Within this material, how many lines have the string "Office" in them? The answer is a number, with nothing added.

·····

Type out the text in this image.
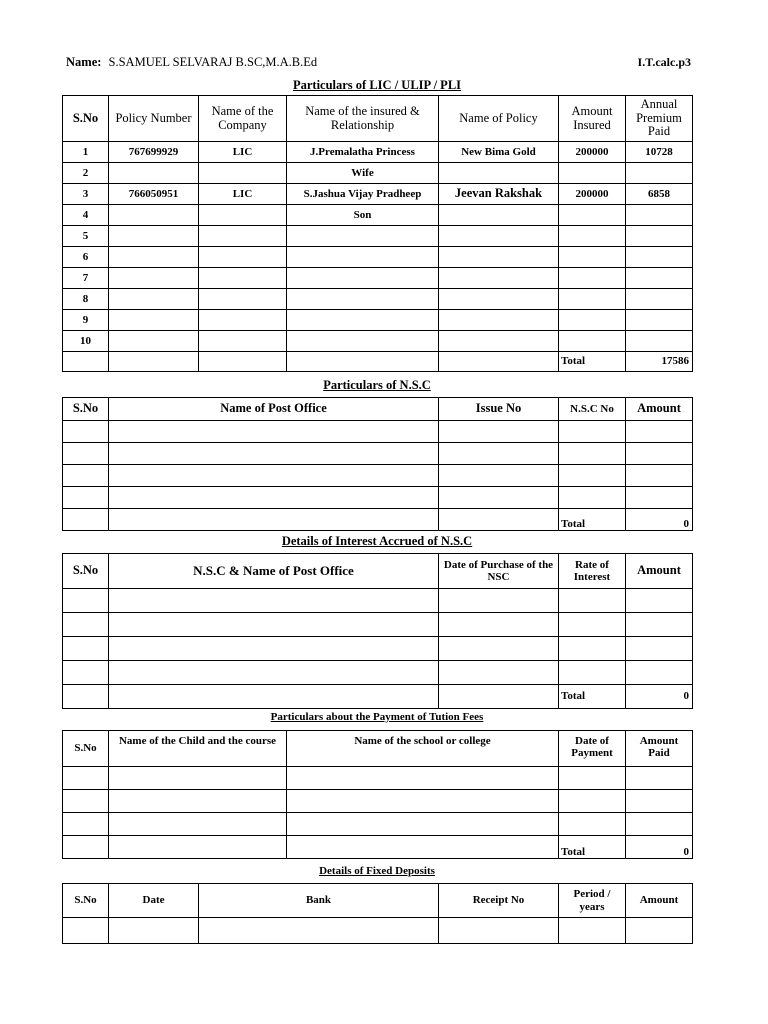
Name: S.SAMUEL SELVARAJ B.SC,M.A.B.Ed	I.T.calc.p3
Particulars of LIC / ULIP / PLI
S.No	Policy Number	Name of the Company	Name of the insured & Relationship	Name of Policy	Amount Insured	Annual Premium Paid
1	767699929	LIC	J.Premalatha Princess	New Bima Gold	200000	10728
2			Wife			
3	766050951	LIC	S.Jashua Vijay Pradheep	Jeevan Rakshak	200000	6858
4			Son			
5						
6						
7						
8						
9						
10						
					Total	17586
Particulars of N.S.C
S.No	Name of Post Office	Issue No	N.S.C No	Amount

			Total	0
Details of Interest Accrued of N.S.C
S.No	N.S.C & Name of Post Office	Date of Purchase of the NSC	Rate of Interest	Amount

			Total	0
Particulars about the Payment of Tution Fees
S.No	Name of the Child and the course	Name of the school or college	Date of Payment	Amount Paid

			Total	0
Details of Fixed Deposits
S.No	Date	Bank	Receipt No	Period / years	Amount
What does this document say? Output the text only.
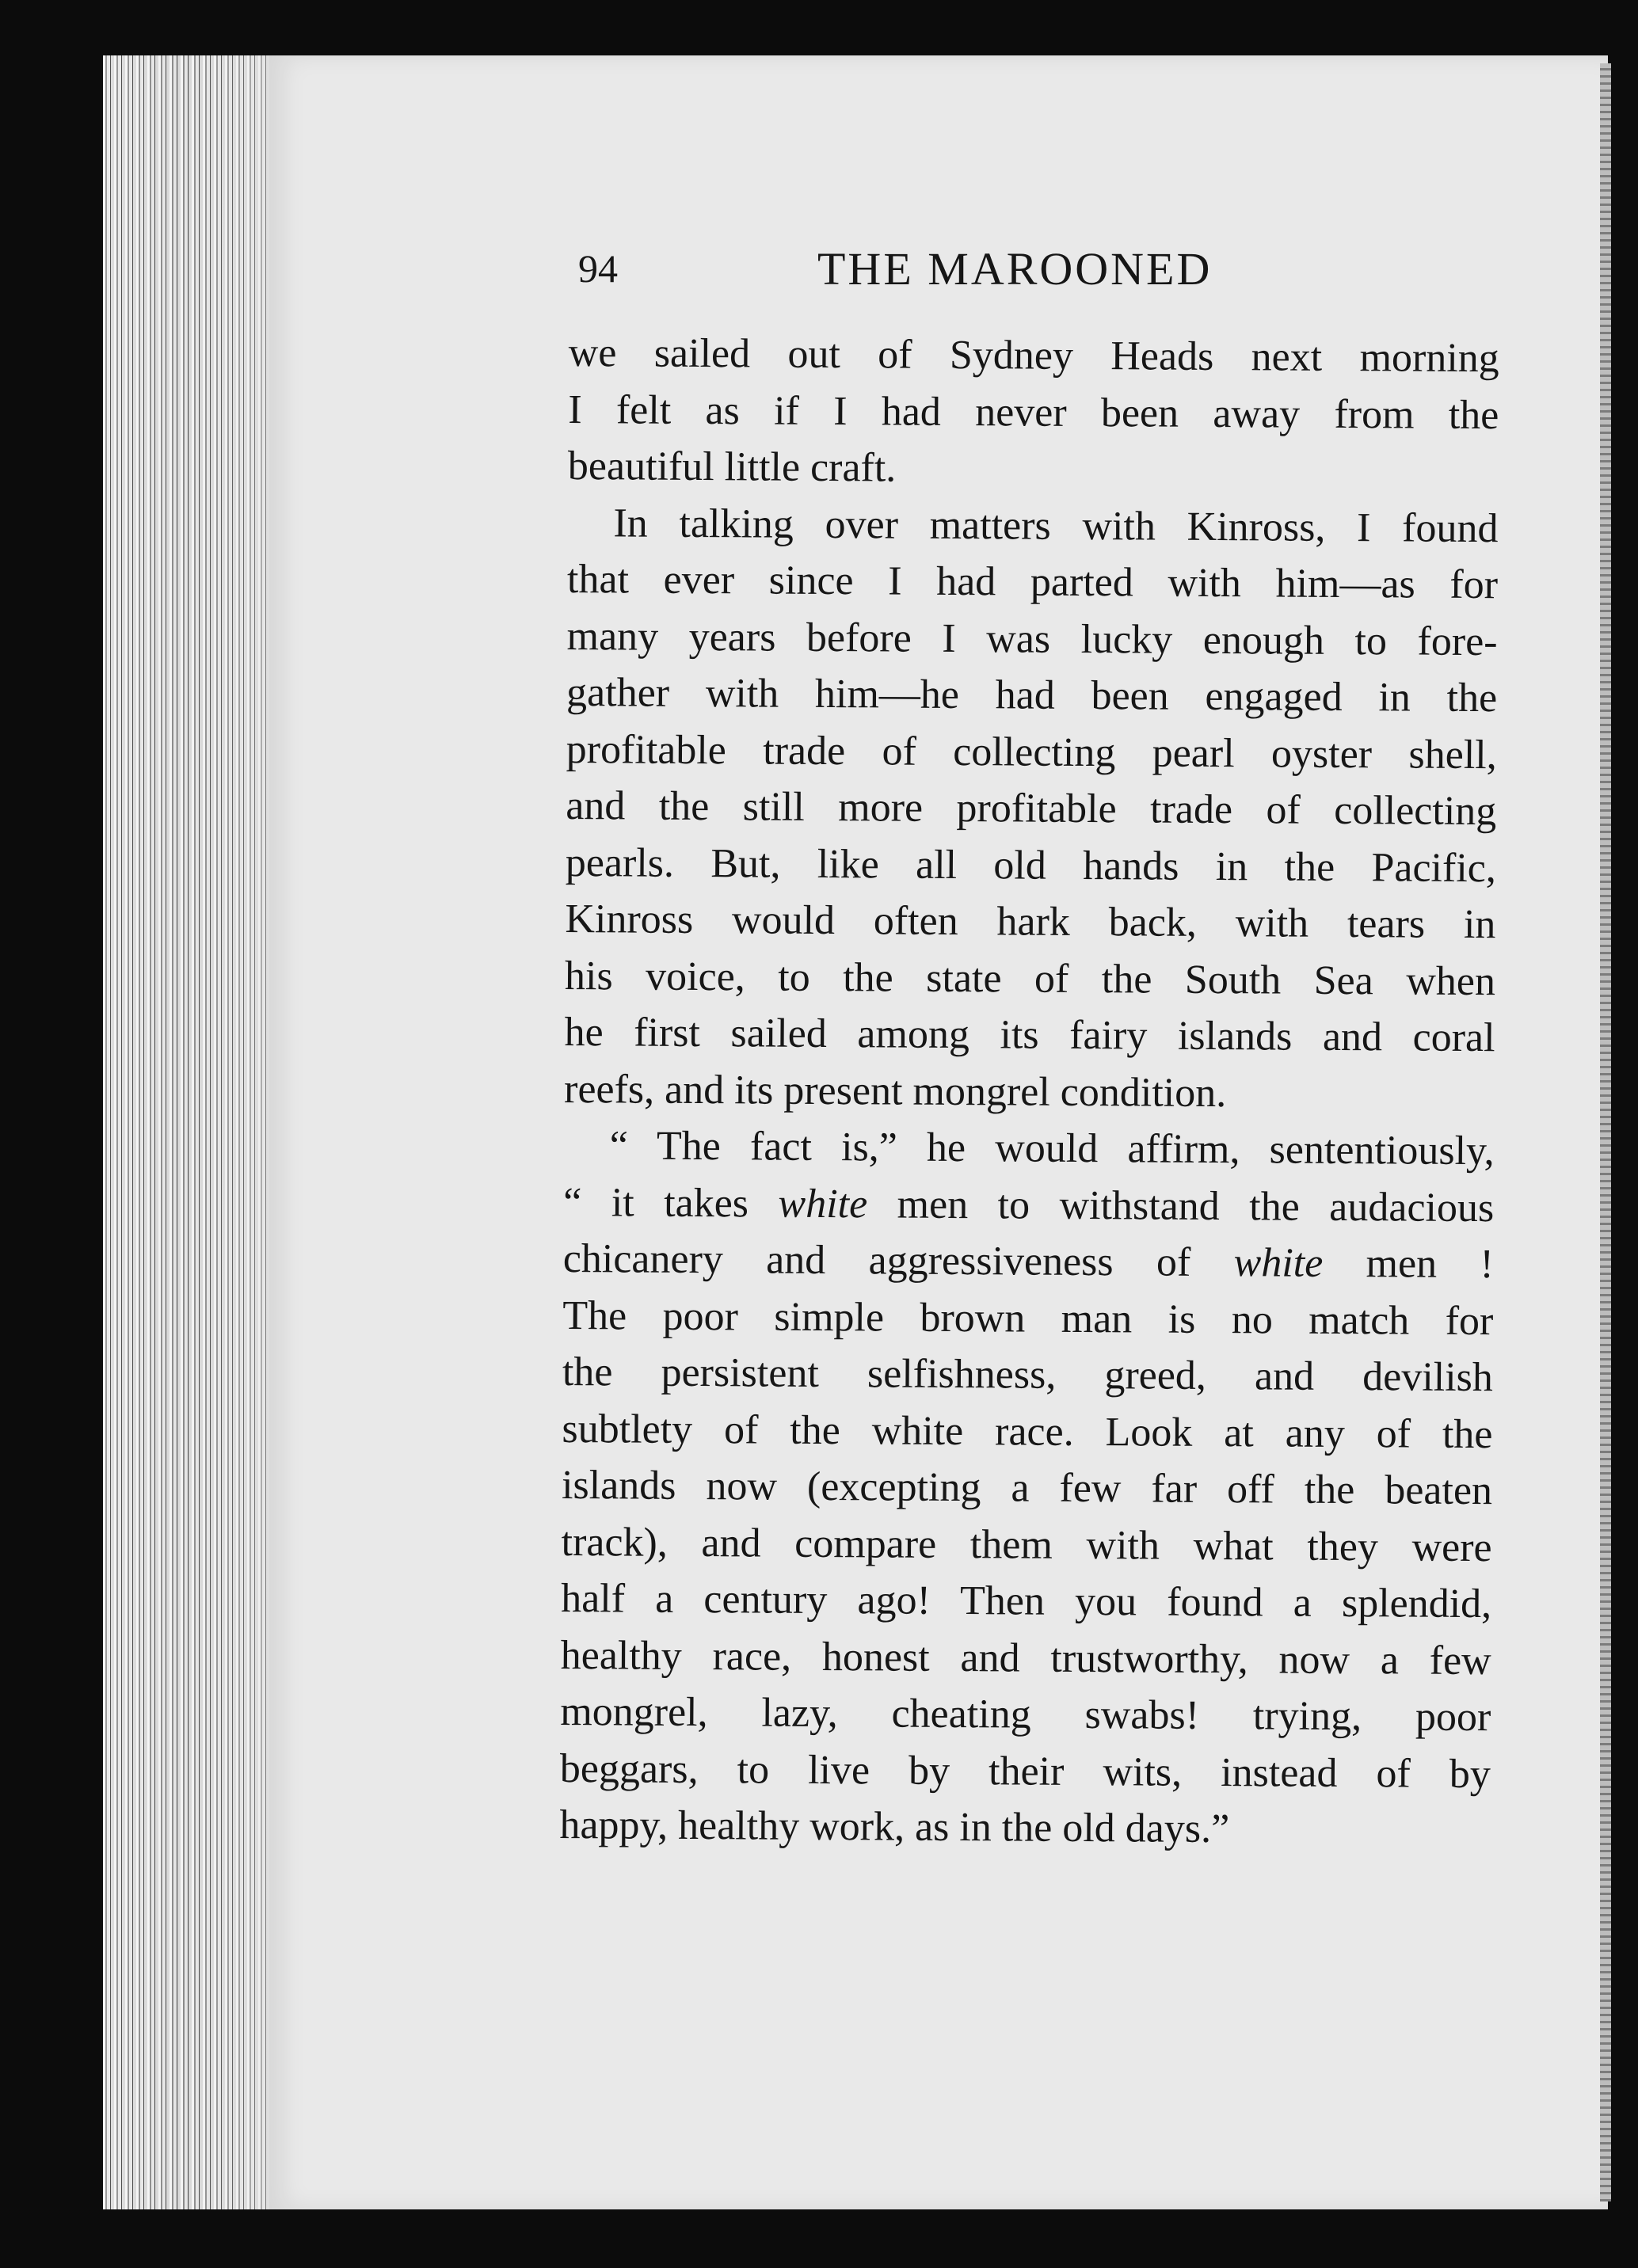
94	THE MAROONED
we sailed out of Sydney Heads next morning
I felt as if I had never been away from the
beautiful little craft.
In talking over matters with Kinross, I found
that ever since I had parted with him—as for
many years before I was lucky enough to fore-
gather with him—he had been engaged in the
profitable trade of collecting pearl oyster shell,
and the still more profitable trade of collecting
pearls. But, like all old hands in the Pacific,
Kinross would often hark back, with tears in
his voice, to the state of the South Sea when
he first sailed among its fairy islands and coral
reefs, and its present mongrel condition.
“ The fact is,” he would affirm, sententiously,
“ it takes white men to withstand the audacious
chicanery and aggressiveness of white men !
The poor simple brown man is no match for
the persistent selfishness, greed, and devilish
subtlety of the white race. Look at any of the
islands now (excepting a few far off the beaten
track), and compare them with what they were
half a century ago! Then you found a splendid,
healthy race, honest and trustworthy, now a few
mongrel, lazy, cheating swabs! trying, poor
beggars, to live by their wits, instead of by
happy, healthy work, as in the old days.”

·····

*Complete output:* 2